## SOURCE MATERIAL
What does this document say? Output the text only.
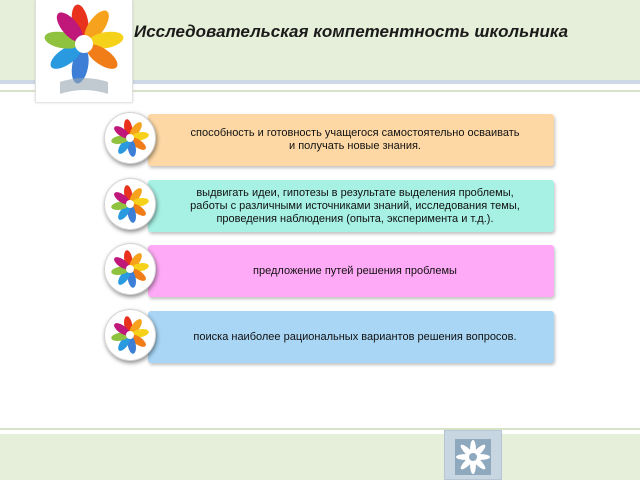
Исследовательская компетентность школьника
способность и готовность учащегося самостоятельно осваивать
и получать новые знания.
выдвигать идеи, гипотезы в результате выделения проблемы,
работы с различными источниками знаний, исследования темы,
проведения наблюдения (опыта, эксперимента и т.д.).
предложение путей решения проблемы
поиска наиболее рациональных вариантов решения вопросов.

## DO THIS
From the data above, copy each line that holds "решения".

## OUTPUT FOR THIS TASK
предложение путей решения проблемы
поиска наиболее рациональных вариантов решения вопросов.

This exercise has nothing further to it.